[Listings of elements and their boxes]
- - -

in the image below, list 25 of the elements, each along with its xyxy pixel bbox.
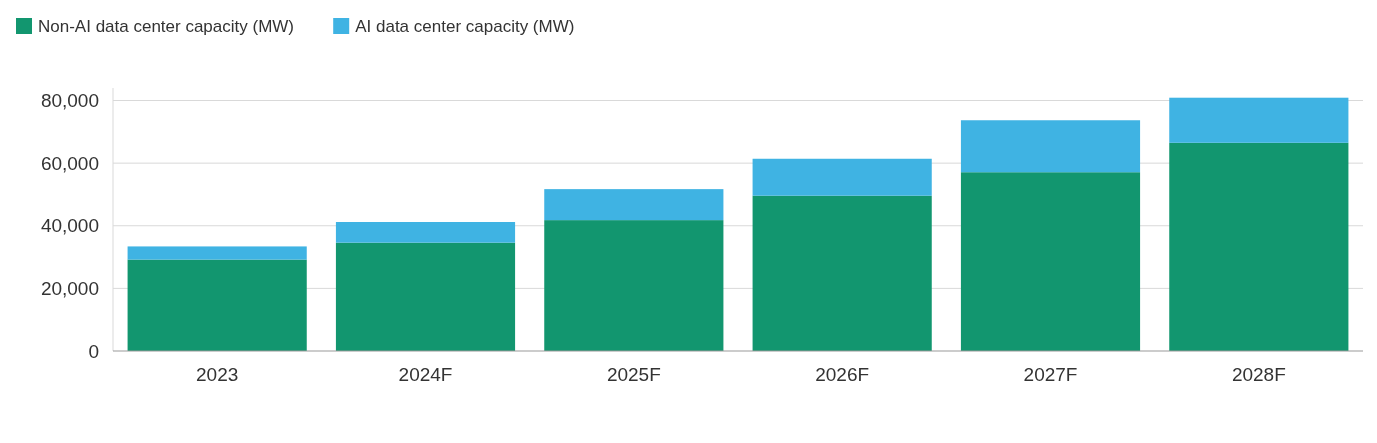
bar	[335, 242, 516, 351]
bar	[127, 246, 307, 260]
x-tick-label: 2026F	[815, 364, 870, 385]
bar	[1169, 142, 1349, 351]
x-tick-label: 2028F	[1231, 364, 1286, 385]
bar	[1169, 97, 1349, 143]
bar	[960, 172, 1141, 351]
x-tick-label: 2023	[196, 364, 239, 385]
bar	[960, 120, 1141, 173]
y-tick-label: 60,000	[40, 152, 99, 174]
bar	[544, 220, 724, 351]
x-tick-label: 2025F	[606, 364, 661, 385]
bar	[335, 222, 516, 243]
bar	[752, 158, 932, 196]
bar	[752, 195, 932, 351]
y-tick-label: 40,000	[40, 215, 99, 237]
legend-label: AI data center capacity (MW)	[355, 17, 575, 36]
y-tick-label: 20,000	[40, 278, 99, 300]
bar	[127, 259, 307, 351]
legend-label: Non-AI data center capacity (MW)	[38, 17, 295, 36]
x-tick-label: 2024F	[398, 364, 453, 385]
y-tick-label: 80,000	[40, 90, 99, 112]
x-tick-label: 2027F	[1023, 364, 1078, 385]
y-tick-label: 0	[88, 340, 99, 362]
bar	[544, 189, 724, 221]
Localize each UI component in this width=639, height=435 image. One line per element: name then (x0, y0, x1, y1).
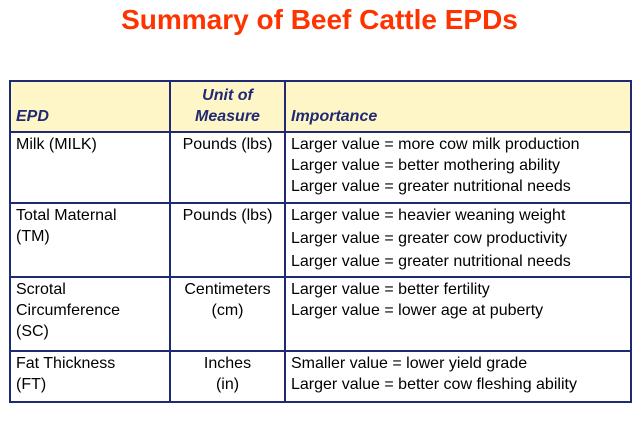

- - -

Written exercise — Copy every listing above word for word, leaving out the pictures.

Result below —
in the image below, list 25 of the elements, each along with its xyxy pixel bbox.
bar	[335, 242, 516, 351]
bar	[127, 246, 307, 260]
x-tick-label: 2026F	[815, 364, 870, 385]
bar	[1169, 142, 1349, 351]
x-tick-label: 2028F	[1231, 364, 1286, 385]
bar	[1169, 97, 1349, 143]
bar	[960, 172, 1141, 351]
x-tick-label: 2023	[196, 364, 239, 385]
bar	[960, 120, 1141, 173]
y-tick-label: 60,000	[40, 152, 99, 174]
bar	[544, 220, 724, 351]
x-tick-label: 2025F	[606, 364, 661, 385]
bar	[335, 222, 516, 243]
bar	[752, 158, 932, 196]
bar	[752, 195, 932, 351]
y-tick-label: 40,000	[40, 215, 99, 237]
legend-label: AI data center capacity (MW)	[355, 17, 575, 36]
y-tick-label: 20,000	[40, 278, 99, 300]
bar	[127, 259, 307, 351]
legend-label: Non-AI data center capacity (MW)	[38, 17, 295, 36]
x-tick-label: 2024F	[398, 364, 453, 385]
y-tick-label: 80,000	[40, 90, 99, 112]
x-tick-label: 2027F	[1023, 364, 1078, 385]
y-tick-label: 0	[88, 340, 99, 362]
bar	[544, 189, 724, 221]
Localize each UI component in this width=639, height=435 image. One line per element: name then (x0, y0, x1, y1).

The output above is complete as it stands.